*Directions for this task*. Identify and copy all lines of the material where the string "Because" is found.

── Material provided ──

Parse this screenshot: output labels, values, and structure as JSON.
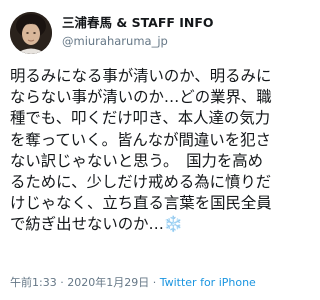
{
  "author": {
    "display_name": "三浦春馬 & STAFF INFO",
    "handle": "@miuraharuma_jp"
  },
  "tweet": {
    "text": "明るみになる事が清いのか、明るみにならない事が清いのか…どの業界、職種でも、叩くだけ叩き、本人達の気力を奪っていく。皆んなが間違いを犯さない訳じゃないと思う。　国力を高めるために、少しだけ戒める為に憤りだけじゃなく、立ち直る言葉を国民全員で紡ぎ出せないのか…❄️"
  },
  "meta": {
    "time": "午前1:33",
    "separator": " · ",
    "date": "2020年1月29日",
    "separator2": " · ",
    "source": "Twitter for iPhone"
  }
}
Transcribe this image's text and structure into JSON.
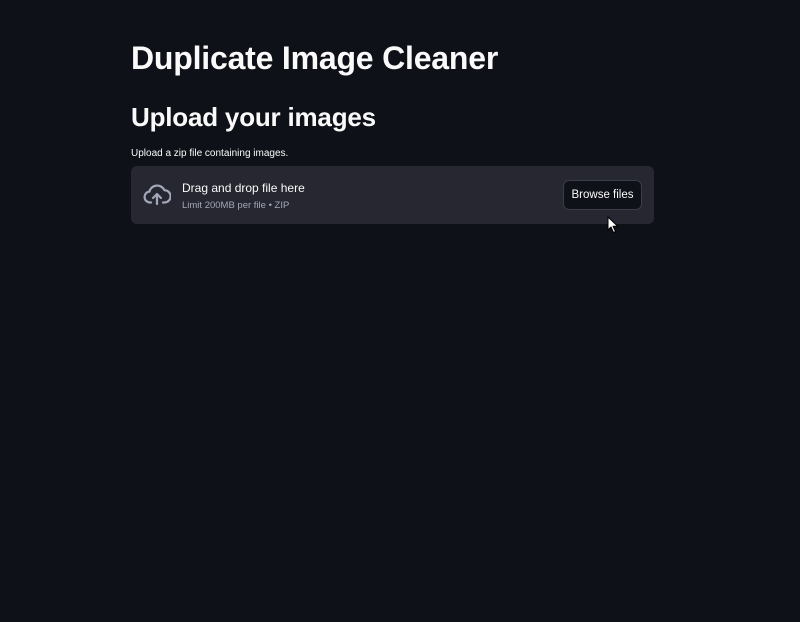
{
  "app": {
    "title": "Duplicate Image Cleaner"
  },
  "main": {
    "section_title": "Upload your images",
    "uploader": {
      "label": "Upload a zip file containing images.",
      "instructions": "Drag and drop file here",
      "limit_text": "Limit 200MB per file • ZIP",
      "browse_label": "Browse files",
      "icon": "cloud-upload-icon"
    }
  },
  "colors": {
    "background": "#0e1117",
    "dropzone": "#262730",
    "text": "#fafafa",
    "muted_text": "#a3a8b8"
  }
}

───
── Material provided ──

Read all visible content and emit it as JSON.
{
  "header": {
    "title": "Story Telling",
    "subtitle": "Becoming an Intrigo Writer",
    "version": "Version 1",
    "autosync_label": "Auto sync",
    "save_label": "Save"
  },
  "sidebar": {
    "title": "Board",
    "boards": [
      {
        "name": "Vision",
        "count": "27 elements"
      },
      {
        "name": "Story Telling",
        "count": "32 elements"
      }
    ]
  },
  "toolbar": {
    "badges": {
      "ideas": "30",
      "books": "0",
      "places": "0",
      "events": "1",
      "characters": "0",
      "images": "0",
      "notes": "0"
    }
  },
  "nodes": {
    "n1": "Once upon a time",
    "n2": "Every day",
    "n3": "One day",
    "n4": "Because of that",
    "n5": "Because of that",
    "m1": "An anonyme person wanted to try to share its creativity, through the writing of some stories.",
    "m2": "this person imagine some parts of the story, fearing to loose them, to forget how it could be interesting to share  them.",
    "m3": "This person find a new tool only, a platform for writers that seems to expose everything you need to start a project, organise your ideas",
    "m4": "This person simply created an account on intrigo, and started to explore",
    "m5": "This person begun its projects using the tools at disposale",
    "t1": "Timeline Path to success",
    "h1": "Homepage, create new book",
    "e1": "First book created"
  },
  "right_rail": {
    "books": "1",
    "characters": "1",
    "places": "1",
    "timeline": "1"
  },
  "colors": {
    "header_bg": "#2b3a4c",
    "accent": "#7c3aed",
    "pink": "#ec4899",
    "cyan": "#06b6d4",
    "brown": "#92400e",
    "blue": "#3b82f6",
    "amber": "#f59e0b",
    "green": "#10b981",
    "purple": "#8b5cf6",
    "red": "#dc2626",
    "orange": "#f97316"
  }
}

───
── Material provided ──

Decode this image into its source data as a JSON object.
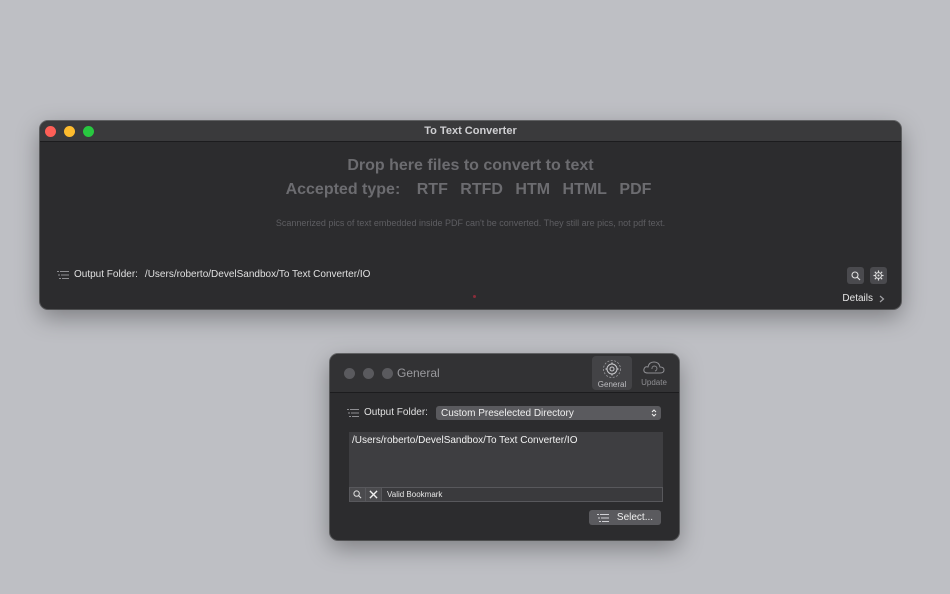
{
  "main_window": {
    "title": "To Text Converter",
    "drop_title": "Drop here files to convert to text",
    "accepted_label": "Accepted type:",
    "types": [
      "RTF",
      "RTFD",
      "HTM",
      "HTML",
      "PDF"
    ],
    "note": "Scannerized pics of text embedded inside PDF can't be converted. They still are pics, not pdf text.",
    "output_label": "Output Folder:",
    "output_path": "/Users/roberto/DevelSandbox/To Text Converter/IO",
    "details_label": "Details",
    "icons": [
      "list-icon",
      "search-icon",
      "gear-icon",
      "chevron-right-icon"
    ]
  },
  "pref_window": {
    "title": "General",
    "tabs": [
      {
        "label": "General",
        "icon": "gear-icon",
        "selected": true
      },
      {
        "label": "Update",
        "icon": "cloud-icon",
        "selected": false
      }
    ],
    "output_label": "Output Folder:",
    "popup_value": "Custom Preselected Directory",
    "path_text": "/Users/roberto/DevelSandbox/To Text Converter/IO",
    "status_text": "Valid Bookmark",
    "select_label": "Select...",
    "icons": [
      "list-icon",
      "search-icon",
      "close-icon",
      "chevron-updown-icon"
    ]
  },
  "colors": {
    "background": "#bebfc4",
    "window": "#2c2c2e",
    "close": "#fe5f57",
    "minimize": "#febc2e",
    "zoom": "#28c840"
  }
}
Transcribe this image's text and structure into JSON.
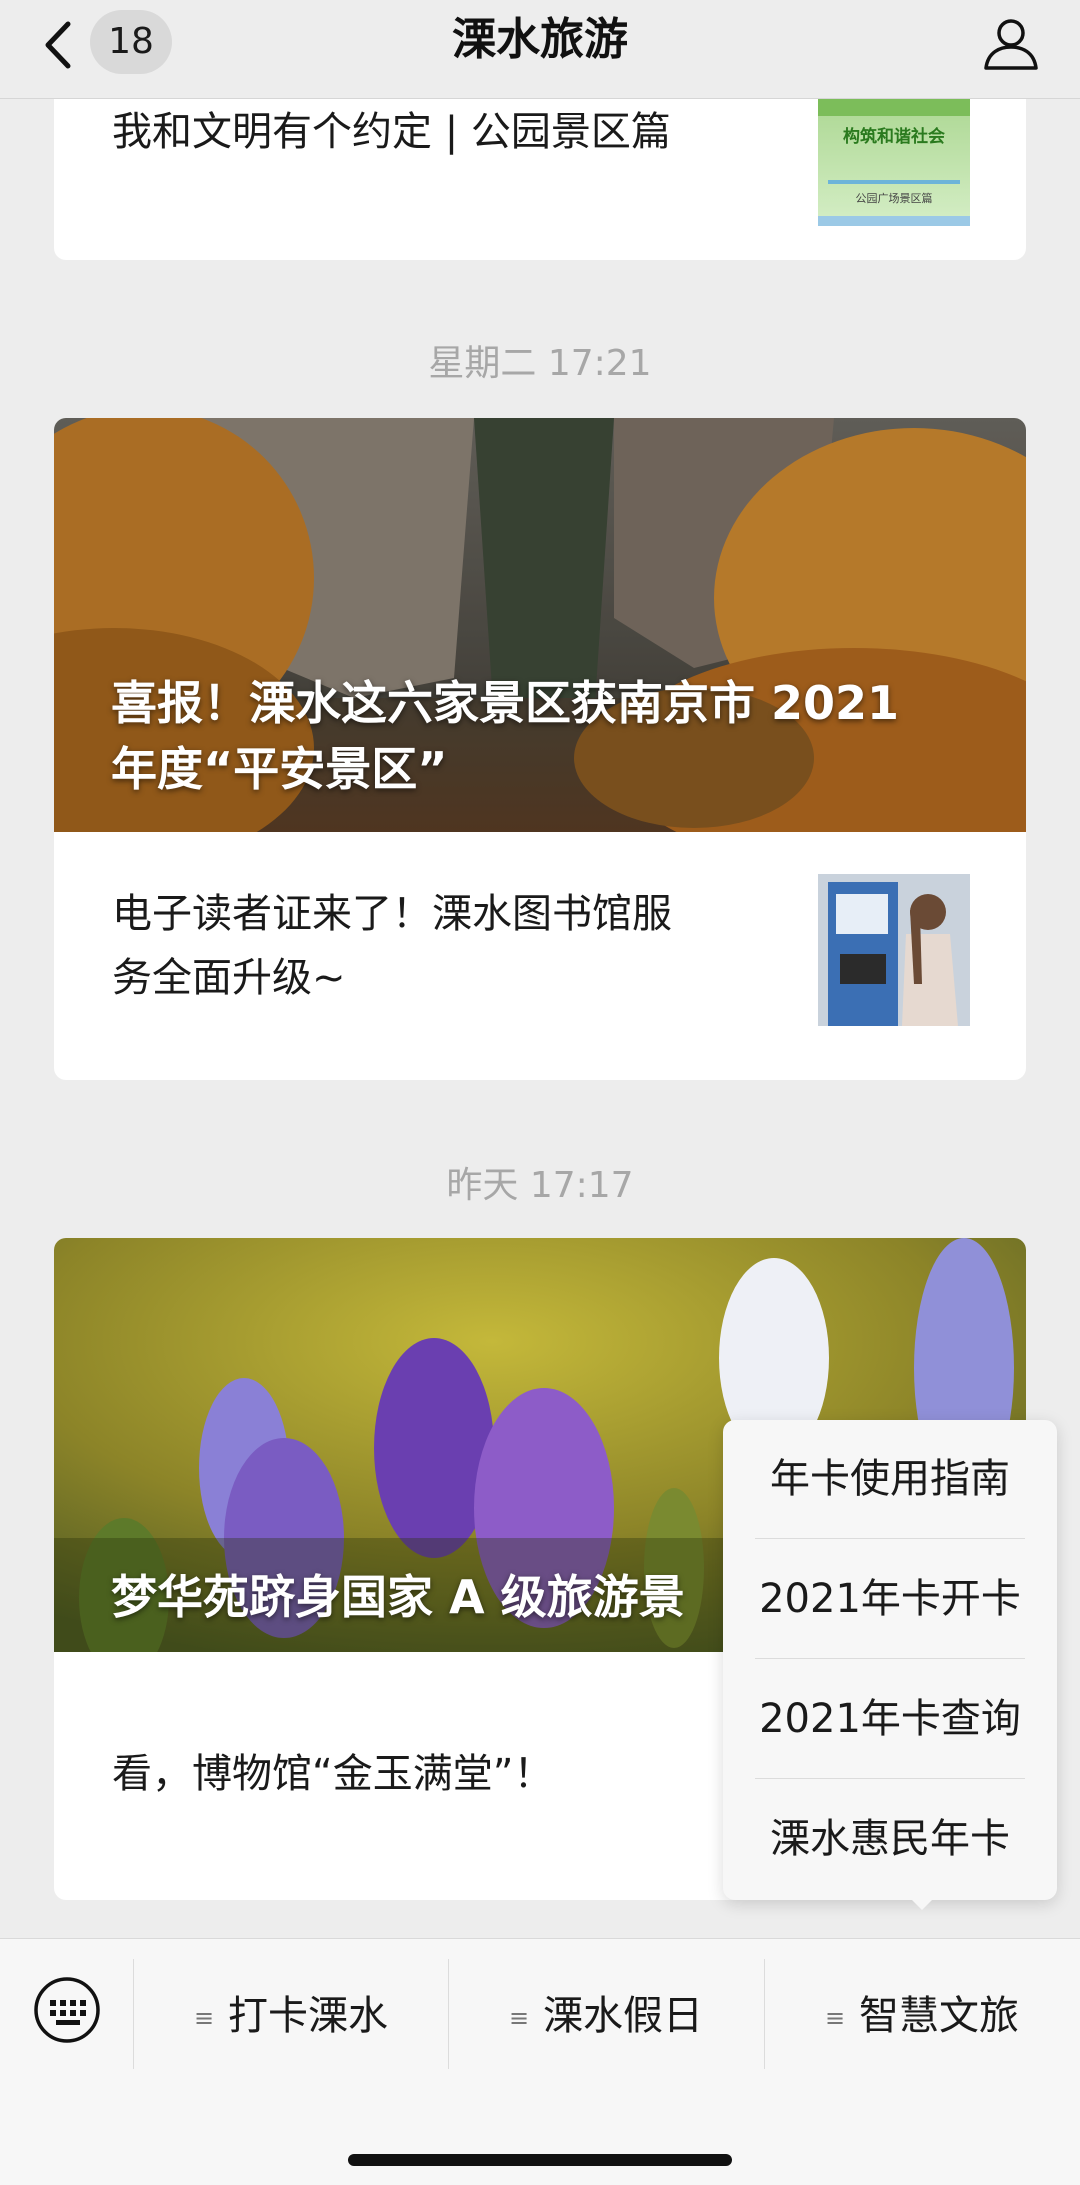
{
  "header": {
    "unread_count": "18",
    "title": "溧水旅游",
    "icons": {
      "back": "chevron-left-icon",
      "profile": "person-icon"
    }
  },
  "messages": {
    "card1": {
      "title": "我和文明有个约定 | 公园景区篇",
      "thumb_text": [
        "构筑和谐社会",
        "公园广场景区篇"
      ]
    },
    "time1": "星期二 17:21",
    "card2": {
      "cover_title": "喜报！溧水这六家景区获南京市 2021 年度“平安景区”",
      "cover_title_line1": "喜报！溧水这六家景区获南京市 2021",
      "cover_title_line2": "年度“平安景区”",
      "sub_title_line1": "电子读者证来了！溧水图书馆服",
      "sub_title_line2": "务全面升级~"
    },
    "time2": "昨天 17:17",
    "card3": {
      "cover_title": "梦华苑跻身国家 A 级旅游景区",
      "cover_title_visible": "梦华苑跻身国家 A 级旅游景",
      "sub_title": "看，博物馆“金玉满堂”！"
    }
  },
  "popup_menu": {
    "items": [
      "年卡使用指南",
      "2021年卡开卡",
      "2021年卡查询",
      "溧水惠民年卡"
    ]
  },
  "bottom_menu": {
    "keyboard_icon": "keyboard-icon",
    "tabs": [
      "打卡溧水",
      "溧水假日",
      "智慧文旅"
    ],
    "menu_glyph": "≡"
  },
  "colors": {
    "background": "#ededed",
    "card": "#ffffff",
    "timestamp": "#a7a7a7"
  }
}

───

*Output of the exercise*.
    "n4": "Because of that",
    "n5": "Because of that",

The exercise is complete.